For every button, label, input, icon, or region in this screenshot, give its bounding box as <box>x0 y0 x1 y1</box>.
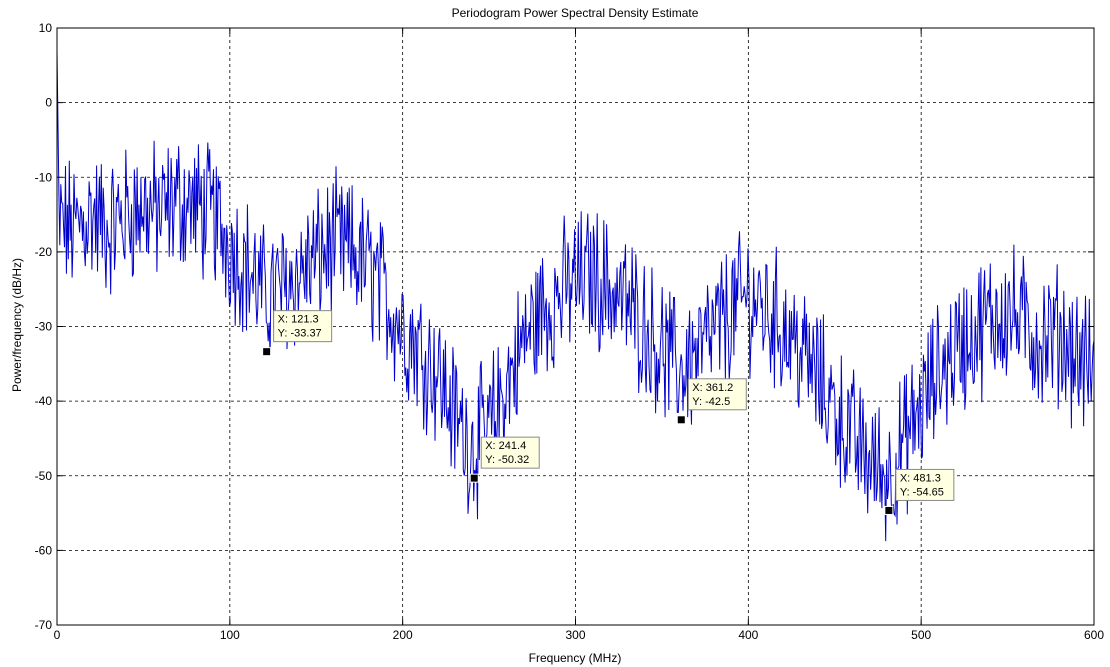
x-tick-label: 300 <box>565 628 585 642</box>
x-tick-label: 500 <box>911 628 931 642</box>
datatip-y-label: Y: -33.37 <box>278 328 322 340</box>
datatip: X: 481.3 Y: -54.65 <box>884 468 955 515</box>
datatip-y-label: Y: -54.65 <box>900 486 944 498</box>
y-tick-label: 0 <box>45 96 52 110</box>
x-axis-label: Frequency (MHz) <box>529 651 622 665</box>
datatip-marker <box>262 347 272 357</box>
datatip-x-label: X: 361.2 <box>692 382 733 394</box>
datatip-marker <box>676 415 686 425</box>
datatip-box <box>480 436 540 469</box>
y-tick-label: -60 <box>35 543 53 557</box>
x-tick-label: 600 <box>1084 628 1104 642</box>
y-tick-label: -10 <box>35 170 53 184</box>
y-tick-label: -40 <box>35 394 53 408</box>
datatip-box <box>687 378 747 411</box>
datatip-marker <box>884 505 894 515</box>
x-tick-label: 200 <box>393 628 413 642</box>
chart-title: Periodogram Power Spectral Density Estim… <box>452 6 699 20</box>
datatip: X: 361.2 Y: -42.5 <box>676 378 747 425</box>
datatip-x-label: X: 241.4 <box>485 440 526 452</box>
y-tick-label: -50 <box>35 469 53 483</box>
datatip: X: 121.3 Y: -33.37 <box>262 310 333 357</box>
x-tick-label: 400 <box>738 628 758 642</box>
y-tick-label: 10 <box>39 21 53 35</box>
y-tick-label: -30 <box>35 320 53 334</box>
y-tick-label: -20 <box>35 245 53 259</box>
y-axis-label: Power/frequency (dB/Hz) <box>10 258 24 392</box>
y-tick-label: -70 <box>35 618 53 632</box>
datatip-y-label: Y: -50.32 <box>485 454 529 466</box>
datatip-y-label: Y: -42.5 <box>692 396 730 408</box>
x-tick-label: 100 <box>220 628 240 642</box>
plot-area: 0 100 200 300 400 500 600100-10-20-30-40-50-60… <box>35 21 1105 642</box>
datatip-box <box>895 468 955 501</box>
x-tick-label: 0 <box>54 628 61 642</box>
datatip-box <box>273 310 333 343</box>
datatip-marker <box>469 473 479 483</box>
datatip-x-label: X: 481.3 <box>900 472 941 484</box>
psd-series-line <box>56 50 1095 542</box>
datatip: X: 241.4 Y: -50.32 <box>469 436 540 483</box>
datatip-x-label: X: 121.3 <box>278 314 319 326</box>
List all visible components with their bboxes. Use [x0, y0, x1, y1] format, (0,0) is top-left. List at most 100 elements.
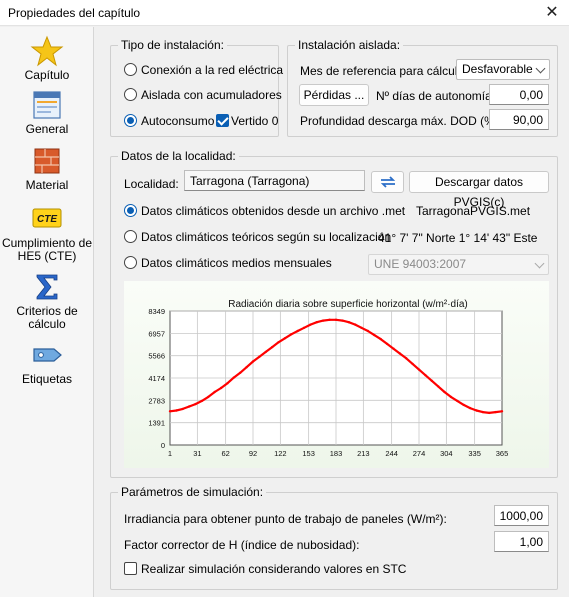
x-tick-label: 183	[330, 449, 343, 458]
data-point	[245, 366, 248, 369]
factor-h-label: Factor corrector de H (índice de nubosid…	[124, 538, 360, 552]
data-point	[430, 379, 433, 382]
data-point	[462, 403, 465, 407]
close-icon[interactable]: ✕	[545, 4, 559, 21]
sidebar-item-label: Criterios de cálculo	[16, 304, 78, 331]
radio-label: Datos climáticos teóricos según su local…	[141, 230, 392, 244]
stc-label: Realizar simulación considerando valores…	[141, 562, 407, 576]
data-point	[437, 385, 440, 388]
norma-select: UNE 94003:2007	[368, 254, 549, 275]
radio-label: Aislada con acumuladores	[141, 88, 282, 102]
simulacion-legend: Parámetros de simulación:	[118, 485, 267, 499]
y-tick-label: 5566	[148, 352, 165, 361]
irradiancia-input[interactable]: 1000,00	[494, 505, 549, 526]
radio-conexion-red[interactable]	[124, 63, 137, 76]
sidebar-item-label: Capítulo	[24, 68, 70, 82]
data-point	[366, 329, 370, 333]
data-point	[354, 323, 357, 326]
data-point	[481, 410, 484, 414]
localidad-label: Localidad:	[124, 177, 179, 191]
data-point	[251, 360, 255, 363]
data-point	[232, 376, 235, 379]
data-point	[264, 350, 267, 354]
x-tick-label: 1	[168, 449, 172, 458]
title-bar: Propiedades del capítulo ✕	[0, 0, 569, 26]
sidebar-item-material[interactable]: Material	[0, 145, 94, 192]
data-point	[475, 409, 478, 412]
y-tick-label: 6957	[148, 329, 165, 338]
data-point	[411, 362, 414, 366]
data-point	[341, 319, 344, 322]
coordinates-text: 41° 7' 7" Norte 1° 14' 43" Este	[378, 231, 538, 245]
x-tick-label: 365	[496, 449, 509, 458]
data-point	[168, 410, 172, 413]
swap-button[interactable]	[371, 171, 404, 193]
sidebar-item-label: Etiquetas	[21, 372, 73, 386]
data-point	[347, 321, 350, 324]
data-point	[334, 318, 338, 321]
x-tick-label: 213	[357, 449, 370, 458]
mes-label: Mes de referencia para cálculo:	[300, 64, 468, 78]
radio-medios-mensuales[interactable]	[124, 256, 137, 269]
radio-autoconsumo[interactable]	[124, 114, 137, 127]
vertido-checkbox[interactable]	[216, 114, 229, 127]
sidebar-item-criterios[interactable]: Criterios de cálculo	[0, 271, 94, 331]
dias-input[interactable]: 0,00	[489, 84, 549, 105]
chevron-down-icon	[534, 258, 545, 269]
data-point	[175, 409, 178, 412]
data-point	[405, 357, 408, 360]
localidad-legend: Datos de la localidad:	[118, 149, 239, 163]
radio-label: Datos climáticos medios mensuales	[141, 256, 332, 270]
data-point	[309, 323, 312, 326]
dod-input[interactable]: 90,00	[489, 109, 549, 130]
x-tick-label: 62	[221, 449, 229, 458]
sigma-icon	[36, 274, 58, 300]
descargar-pvgis-button[interactable]: Descargar datos PVGIS(c)	[409, 171, 549, 209]
radio-teoricos[interactable]	[124, 230, 137, 243]
x-tick-label: 274	[413, 449, 426, 458]
sidebar-item-etiquetas[interactable]: Etiquetas	[0, 339, 94, 386]
radio-aislada[interactable]	[124, 88, 137, 101]
sidebar-item-general[interactable]: General	[0, 89, 94, 136]
sidebar-item-capitulo[interactable]: Capítulo	[0, 35, 94, 82]
tipo-instalacion-legend: Tipo de instalación:	[118, 38, 227, 52]
radiation-chart: Radiación diaria sobre superficie horizo…	[124, 281, 549, 468]
x-tick-label: 244	[385, 449, 398, 458]
data-point	[188, 405, 191, 408]
data-point	[207, 395, 210, 399]
data-point	[424, 374, 427, 377]
sidebar: Capítulo General Material CTE Cumplimien…	[0, 27, 94, 597]
irradiancia-label: Irradiancia para obtener punto de trabaj…	[124, 512, 447, 526]
stc-checkbox[interactable]	[124, 562, 137, 575]
y-tick-label: 2783	[148, 396, 165, 405]
data-point	[258, 355, 261, 358]
data-point	[373, 333, 376, 337]
localidad-group: Datos de la localidad:	[110, 149, 558, 478]
vertido-label: Vertido 0	[231, 114, 279, 128]
radio-label: Conexión a la red eléctrica	[141, 63, 284, 77]
data-point	[398, 352, 401, 355]
data-point	[213, 390, 216, 394]
y-tick-label: 4174	[148, 374, 165, 383]
data-point	[417, 368, 421, 371]
data-point	[468, 406, 472, 410]
data-point	[219, 386, 223, 390]
dias-label: Nº días de autonomía:	[376, 89, 496, 103]
y-tick-label: 8349	[148, 307, 165, 316]
data-point	[449, 395, 453, 399]
mes-select[interactable]: Desfavorable	[456, 59, 550, 80]
radio-archivo-met[interactable]	[124, 204, 137, 217]
sidebar-item-cumplimiento[interactable]: CTE Cumplimiento de HE5 (CTE)	[0, 203, 94, 263]
factor-h-input[interactable]: 1,00	[494, 531, 549, 552]
data-point	[392, 347, 395, 350]
localidad-field[interactable]: Tarragona (Tarragona)	[184, 170, 365, 191]
x-tick-label: 335	[468, 449, 481, 458]
simulacion-group: Parámetros de simulación:	[110, 485, 558, 590]
x-tick-label: 304	[440, 449, 453, 458]
window-title: Propiedades del capítulo	[8, 6, 141, 20]
perdidas-button[interactable]: Pérdidas ...	[299, 84, 369, 106]
data-point	[200, 399, 204, 403]
data-point	[322, 319, 325, 322]
star-icon	[30, 35, 64, 67]
data-point	[328, 318, 331, 321]
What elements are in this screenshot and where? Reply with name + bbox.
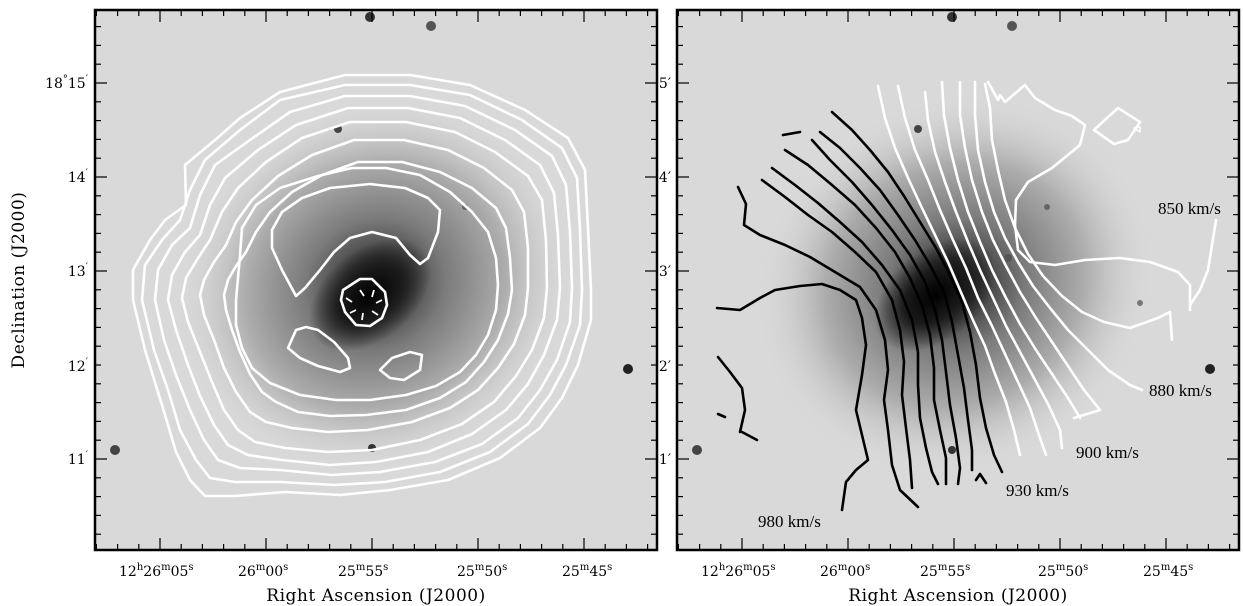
left-dec-tick-2: 13′ xyxy=(68,262,89,280)
left-minor-ticks xyxy=(95,10,657,550)
left-dec-tick-1: 14′ xyxy=(68,168,89,186)
isovel-black-10 xyxy=(974,472,988,485)
isovel-white-11 xyxy=(1133,126,1141,133)
isovel-white-6 xyxy=(973,80,1144,392)
velocity-label-880: 880 km/s xyxy=(1149,381,1212,400)
contour-level-7 xyxy=(222,160,514,418)
velocity-contours-white xyxy=(876,80,1218,457)
right-y-tick-labels: 5′ 4′ 3′ 2′ 1′ xyxy=(659,76,671,468)
right-image xyxy=(677,10,1239,550)
left-ra-tick-0: 12h26m05s xyxy=(119,562,194,580)
left-ra-tick-1: 26m00s xyxy=(238,562,288,580)
isovel-white-10 xyxy=(1092,106,1142,146)
contour-level-2 xyxy=(140,83,584,487)
right-x-tick-labels: 12h26m05s 26m00s 25m55s 25m50s 25m45s xyxy=(701,562,1193,580)
contour-level-3 xyxy=(153,94,574,477)
velocity-label-980: 980 km/s xyxy=(758,512,821,531)
left-dec-tick-4: 11′ xyxy=(68,450,89,468)
velocity-label-930: 930 km/s xyxy=(1006,481,1069,500)
right-frame xyxy=(675,8,1241,552)
isovel-black-7 xyxy=(781,130,962,486)
right-ra-tick-3: 25m50s xyxy=(1038,562,1088,580)
left-frame xyxy=(93,8,659,552)
left-panel: 12h26m05s 26m00s 25m55s 25m50s 25m45s 18… xyxy=(9,8,659,606)
left-ra-tick-3: 25m50s xyxy=(457,562,507,580)
left-y-tick-labels: 18°15′ 14′ 13′ 12′ 11′ xyxy=(45,74,89,468)
isovel-black-6 xyxy=(783,148,948,486)
isovel-white-2 xyxy=(896,84,1048,457)
isovel-white-3 xyxy=(923,90,1064,450)
velocity-label-900: 900 km/s xyxy=(1076,443,1139,462)
right-offset-tick-3: 2′ xyxy=(659,359,671,375)
isovel-white-9 xyxy=(1188,218,1218,307)
right-ra-tick-4: 25m45s xyxy=(1143,562,1193,580)
left-x-tick-labels: 12h26m05s 26m00s 25m55s 25m50s 25m45s xyxy=(119,562,612,580)
left-dec-tick-3: 12′ xyxy=(68,357,89,375)
hi-column-density-contours xyxy=(131,73,593,498)
contour-level-11-ticks xyxy=(345,289,383,321)
right-ra-tick-0: 12h26m05s xyxy=(701,562,776,580)
contour-level-8 xyxy=(234,166,500,402)
isovel-white-1 xyxy=(876,84,1022,457)
isovel-black-1 xyxy=(715,282,870,512)
contour-level-1 xyxy=(131,73,593,498)
isovel-white-8 xyxy=(986,80,1192,312)
isovel-white-7 xyxy=(983,82,1174,342)
right-ra-tick-1: 26m00s xyxy=(820,562,870,580)
contour-level-10 xyxy=(339,277,389,328)
left-y-axis-title: Declination (J2000) xyxy=(9,192,29,369)
left-dec-tick-0: 18°15′ xyxy=(45,74,89,92)
right-x-axis-title: Right Ascension (J2000) xyxy=(848,586,1067,606)
isovel-black-3 xyxy=(736,185,920,509)
isovel-white-5 xyxy=(958,80,1102,420)
right-offset-tick-1: 4′ xyxy=(659,170,671,186)
isovel-black-8 xyxy=(818,130,974,472)
isovel-black-5 xyxy=(770,166,940,486)
contour-level-4 xyxy=(166,106,562,467)
right-offset-tick-4: 1′ xyxy=(659,452,671,468)
isovel-black-9 xyxy=(830,110,1004,474)
right-panel: 850 km/s 880 km/s 900 km/s 930 km/s 980 … xyxy=(659,8,1241,606)
left-ra-tick-2: 25m55s xyxy=(338,562,388,580)
contour-level-6 xyxy=(198,138,530,434)
left-ra-tick-4: 25m45s xyxy=(562,562,612,580)
velocity-labels: 850 km/s 880 km/s 900 km/s 930 km/s 980 … xyxy=(758,199,1221,531)
contour-level-9b xyxy=(286,325,352,374)
isovel-white-4 xyxy=(940,80,1082,420)
left-x-axis-title: Right Ascension (J2000) xyxy=(266,586,485,606)
right-minor-ticks xyxy=(677,10,1239,550)
contour-level-5 xyxy=(180,120,549,454)
contour-level-9a xyxy=(270,182,442,298)
right-ra-tick-2: 25m55s xyxy=(920,562,970,580)
velocity-contours-black xyxy=(715,110,1004,512)
velocity-label-850: 850 km/s xyxy=(1158,199,1221,218)
isovel-black-4 xyxy=(760,178,914,490)
right-offset-tick-0: 5′ xyxy=(659,76,671,92)
isovel-black-2 xyxy=(716,355,759,442)
contour-level-9c xyxy=(378,350,424,382)
right-offset-tick-2: 3′ xyxy=(659,264,671,280)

▶ WORK TO DO: Transcribe the lines of the records exactly, from the line containing "x-tick-label: 300 <box>565 628 585 642</box>" through the line containing "x-tick-label: 100 <box>220 628 240 642</box>", including both of those lines.

▶ PROBLEM SOLUTION:
x-tick-label: 300 <box>565 628 585 642</box>
x-tick-label: 500 <box>911 628 931 642</box>
datatip-y-label: Y: -33.37 <box>278 328 322 340</box>
datatip: X: 481.3 Y: -54.65 <box>884 468 955 515</box>
datatip-y-label: Y: -54.65 <box>900 486 944 498</box>
y-tick-label: 0 <box>45 96 52 110</box>
x-axis-label: Frequency (MHz) <box>529 651 622 665</box>
datatip-marker <box>262 347 272 357</box>
datatip-x-label: X: 361.2 <box>692 382 733 394</box>
datatip-marker <box>676 415 686 425</box>
datatip-box <box>480 436 540 469</box>
y-tick-label: -60 <box>35 543 53 557</box>
x-tick-label: 600 <box>1084 628 1104 642</box>
y-tick-label: -10 <box>35 170 53 184</box>
y-tick-label: -40 <box>35 394 53 408</box>
datatip-box <box>687 378 747 411</box>
datatip-marker <box>884 505 894 515</box>
x-tick-label: 200 <box>393 628 413 642</box>
chart-title: Periodogram Power Spectral Density Estim… <box>452 6 699 20</box>
datatip: X: 361.2 Y: -42.5 <box>676 378 747 425</box>
datatip-x-label: X: 241.4 <box>485 440 526 452</box>
y-tick-label: -50 <box>35 469 53 483</box>
datatip: X: 121.3 Y: -33.37 <box>262 310 333 357</box>
x-tick-label: 400 <box>738 628 758 642</box>
y-tick-label: 10 <box>39 21 53 35</box>
y-tick-label: -30 <box>35 320 53 334</box>
y-tick-label: -20 <box>35 245 53 259</box>
y-axis-label: Power/frequency (dB/Hz) <box>10 258 24 392</box>
y-tick-label: -70 <box>35 618 53 632</box>
datatip-y-label: Y: -50.32 <box>485 454 529 466</box>
datatip-y-label: Y: -42.5 <box>692 396 730 408</box>
x-tick-label: 100 <box>220 628 240 642</box>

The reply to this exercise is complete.